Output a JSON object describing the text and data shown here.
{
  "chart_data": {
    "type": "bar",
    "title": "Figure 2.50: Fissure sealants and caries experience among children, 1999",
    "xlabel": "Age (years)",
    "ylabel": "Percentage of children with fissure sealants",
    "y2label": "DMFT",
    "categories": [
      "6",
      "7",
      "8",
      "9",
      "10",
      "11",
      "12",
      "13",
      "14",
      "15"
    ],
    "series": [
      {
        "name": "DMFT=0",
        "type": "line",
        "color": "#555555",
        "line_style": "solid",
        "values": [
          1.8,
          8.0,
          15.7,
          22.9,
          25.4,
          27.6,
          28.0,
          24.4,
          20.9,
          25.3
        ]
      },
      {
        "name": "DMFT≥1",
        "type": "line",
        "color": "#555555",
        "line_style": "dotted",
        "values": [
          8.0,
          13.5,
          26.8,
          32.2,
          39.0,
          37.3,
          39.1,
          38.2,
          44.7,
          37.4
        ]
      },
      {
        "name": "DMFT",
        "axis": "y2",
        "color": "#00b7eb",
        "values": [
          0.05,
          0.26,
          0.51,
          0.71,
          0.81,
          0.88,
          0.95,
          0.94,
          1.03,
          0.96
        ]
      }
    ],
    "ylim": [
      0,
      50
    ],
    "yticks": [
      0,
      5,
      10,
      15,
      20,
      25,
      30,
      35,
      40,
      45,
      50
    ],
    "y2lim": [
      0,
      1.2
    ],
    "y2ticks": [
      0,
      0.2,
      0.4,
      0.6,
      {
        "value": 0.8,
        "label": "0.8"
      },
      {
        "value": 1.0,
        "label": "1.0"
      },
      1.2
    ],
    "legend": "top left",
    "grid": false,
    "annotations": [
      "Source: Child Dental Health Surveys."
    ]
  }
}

-----

WHAT IS NEEDED. Which lines contain the word "DMFT"? Return each of them.

EXERCISE RESULT.
    "y2label": "DMFT",
        "name": "DMFT=0",
        "name": "DMFT≥1",
        "name": "DMFT",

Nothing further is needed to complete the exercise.